Goal of the exercise: Find the string "Minuten" in the data, then copy every line where it is found.

Exercise input:
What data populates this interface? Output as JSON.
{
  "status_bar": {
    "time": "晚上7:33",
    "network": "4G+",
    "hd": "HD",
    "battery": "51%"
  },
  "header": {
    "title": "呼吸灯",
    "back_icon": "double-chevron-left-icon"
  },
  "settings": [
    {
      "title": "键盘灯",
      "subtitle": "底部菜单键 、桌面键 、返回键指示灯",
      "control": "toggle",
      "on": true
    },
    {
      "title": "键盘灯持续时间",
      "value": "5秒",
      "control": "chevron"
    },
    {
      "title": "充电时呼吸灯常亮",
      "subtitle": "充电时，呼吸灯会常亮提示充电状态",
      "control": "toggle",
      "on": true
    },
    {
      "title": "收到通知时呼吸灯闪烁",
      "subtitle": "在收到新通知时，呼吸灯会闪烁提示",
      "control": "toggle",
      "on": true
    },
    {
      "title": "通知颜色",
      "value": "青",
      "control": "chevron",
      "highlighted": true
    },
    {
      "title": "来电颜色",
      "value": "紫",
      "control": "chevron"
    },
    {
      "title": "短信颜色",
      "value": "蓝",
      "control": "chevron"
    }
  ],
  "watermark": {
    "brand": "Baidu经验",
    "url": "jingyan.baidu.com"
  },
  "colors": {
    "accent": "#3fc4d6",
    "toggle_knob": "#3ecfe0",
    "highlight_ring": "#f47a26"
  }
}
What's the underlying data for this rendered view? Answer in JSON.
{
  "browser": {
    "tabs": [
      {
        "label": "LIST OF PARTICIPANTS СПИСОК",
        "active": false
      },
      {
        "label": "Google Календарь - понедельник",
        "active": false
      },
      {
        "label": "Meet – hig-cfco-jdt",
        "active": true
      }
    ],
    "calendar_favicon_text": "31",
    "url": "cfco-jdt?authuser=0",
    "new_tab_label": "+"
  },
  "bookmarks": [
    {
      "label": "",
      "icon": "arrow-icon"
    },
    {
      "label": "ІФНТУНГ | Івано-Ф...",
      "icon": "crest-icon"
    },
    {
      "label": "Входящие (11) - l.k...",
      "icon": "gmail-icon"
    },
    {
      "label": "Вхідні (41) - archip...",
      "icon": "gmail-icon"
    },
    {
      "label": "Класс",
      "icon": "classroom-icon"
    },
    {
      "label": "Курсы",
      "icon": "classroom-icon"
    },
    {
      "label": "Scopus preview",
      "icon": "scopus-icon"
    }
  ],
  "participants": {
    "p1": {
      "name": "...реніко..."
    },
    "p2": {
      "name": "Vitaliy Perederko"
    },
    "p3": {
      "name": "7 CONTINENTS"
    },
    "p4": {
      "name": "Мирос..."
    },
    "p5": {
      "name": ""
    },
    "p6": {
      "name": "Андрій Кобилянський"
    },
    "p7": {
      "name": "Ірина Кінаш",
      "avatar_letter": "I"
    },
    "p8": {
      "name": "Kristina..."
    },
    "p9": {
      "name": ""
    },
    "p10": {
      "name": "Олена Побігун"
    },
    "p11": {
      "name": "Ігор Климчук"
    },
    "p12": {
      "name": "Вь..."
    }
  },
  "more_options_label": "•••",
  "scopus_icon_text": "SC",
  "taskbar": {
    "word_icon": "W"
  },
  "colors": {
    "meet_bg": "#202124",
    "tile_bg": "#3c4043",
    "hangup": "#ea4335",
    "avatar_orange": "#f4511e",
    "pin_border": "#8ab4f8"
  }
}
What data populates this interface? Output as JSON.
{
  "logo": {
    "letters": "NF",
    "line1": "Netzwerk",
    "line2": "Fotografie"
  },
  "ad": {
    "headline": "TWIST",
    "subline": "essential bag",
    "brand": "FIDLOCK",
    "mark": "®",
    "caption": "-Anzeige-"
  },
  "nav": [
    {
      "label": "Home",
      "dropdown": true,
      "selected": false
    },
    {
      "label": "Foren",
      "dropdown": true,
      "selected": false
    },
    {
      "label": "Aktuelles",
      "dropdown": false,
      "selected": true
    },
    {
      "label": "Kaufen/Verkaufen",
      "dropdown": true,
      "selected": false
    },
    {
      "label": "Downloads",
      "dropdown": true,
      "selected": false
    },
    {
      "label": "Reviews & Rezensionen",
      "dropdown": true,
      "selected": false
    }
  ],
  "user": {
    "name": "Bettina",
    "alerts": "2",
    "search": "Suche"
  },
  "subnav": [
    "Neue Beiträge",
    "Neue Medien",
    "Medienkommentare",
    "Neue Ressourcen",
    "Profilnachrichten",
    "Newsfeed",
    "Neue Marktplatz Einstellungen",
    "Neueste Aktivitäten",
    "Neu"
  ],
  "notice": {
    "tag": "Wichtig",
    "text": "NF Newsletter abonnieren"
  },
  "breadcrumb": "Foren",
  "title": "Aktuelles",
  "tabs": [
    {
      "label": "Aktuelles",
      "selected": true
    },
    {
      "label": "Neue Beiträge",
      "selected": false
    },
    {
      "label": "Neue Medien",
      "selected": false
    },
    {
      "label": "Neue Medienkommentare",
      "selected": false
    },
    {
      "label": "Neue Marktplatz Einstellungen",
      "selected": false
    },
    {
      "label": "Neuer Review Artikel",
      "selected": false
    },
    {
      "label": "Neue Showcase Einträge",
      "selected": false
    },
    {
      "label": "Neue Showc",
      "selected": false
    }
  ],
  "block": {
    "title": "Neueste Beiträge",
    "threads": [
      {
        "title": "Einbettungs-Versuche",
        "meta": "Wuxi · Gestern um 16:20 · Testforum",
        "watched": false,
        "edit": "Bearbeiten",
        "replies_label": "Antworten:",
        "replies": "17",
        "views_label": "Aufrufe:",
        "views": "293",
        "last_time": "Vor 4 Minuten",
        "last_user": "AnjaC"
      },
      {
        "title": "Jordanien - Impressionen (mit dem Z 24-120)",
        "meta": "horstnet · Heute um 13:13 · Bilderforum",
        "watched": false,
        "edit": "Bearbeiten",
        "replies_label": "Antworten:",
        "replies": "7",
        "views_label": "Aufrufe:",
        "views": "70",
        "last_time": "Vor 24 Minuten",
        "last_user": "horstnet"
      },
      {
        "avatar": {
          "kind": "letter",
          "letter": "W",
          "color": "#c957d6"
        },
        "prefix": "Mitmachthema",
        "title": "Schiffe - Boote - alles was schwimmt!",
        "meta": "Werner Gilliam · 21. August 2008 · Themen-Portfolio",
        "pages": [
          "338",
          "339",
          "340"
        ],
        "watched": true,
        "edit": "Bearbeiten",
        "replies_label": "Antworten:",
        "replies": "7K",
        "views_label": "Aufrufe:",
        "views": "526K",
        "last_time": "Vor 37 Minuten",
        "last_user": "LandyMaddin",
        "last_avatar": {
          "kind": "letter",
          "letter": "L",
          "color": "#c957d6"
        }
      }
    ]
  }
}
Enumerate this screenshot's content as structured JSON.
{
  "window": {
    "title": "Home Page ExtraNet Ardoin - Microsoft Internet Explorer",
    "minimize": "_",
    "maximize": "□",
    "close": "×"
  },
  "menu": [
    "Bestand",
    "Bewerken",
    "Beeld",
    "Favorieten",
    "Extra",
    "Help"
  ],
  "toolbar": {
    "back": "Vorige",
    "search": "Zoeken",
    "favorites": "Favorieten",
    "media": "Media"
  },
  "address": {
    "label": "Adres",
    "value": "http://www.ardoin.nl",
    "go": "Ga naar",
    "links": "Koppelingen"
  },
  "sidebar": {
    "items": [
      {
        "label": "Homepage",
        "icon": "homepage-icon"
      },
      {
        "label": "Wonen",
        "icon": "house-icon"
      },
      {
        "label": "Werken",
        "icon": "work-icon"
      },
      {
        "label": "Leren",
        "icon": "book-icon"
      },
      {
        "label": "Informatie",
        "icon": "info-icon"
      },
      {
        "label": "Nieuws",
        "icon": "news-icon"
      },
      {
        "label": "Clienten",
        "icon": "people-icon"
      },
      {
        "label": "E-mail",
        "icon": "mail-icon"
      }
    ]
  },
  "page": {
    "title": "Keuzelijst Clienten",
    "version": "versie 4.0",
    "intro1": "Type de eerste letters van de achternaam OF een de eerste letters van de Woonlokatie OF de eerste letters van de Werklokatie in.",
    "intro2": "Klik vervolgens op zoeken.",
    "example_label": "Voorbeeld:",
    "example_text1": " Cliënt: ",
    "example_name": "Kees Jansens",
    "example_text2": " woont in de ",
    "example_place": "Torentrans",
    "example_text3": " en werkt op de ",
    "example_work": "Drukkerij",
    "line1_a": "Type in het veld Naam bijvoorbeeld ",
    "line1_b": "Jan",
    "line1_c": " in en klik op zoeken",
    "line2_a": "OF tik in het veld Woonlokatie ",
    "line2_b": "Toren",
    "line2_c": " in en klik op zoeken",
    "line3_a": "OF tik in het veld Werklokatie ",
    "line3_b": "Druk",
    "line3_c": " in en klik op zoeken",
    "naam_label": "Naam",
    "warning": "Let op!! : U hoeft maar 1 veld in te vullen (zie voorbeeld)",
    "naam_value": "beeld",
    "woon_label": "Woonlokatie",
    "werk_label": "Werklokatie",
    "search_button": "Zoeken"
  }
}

Expected answer:
        "last_time": "Vor 4 Minuten",
        "last_time": "Vor 24 Minuten",
        "last_time": "Vor 37 Minuten",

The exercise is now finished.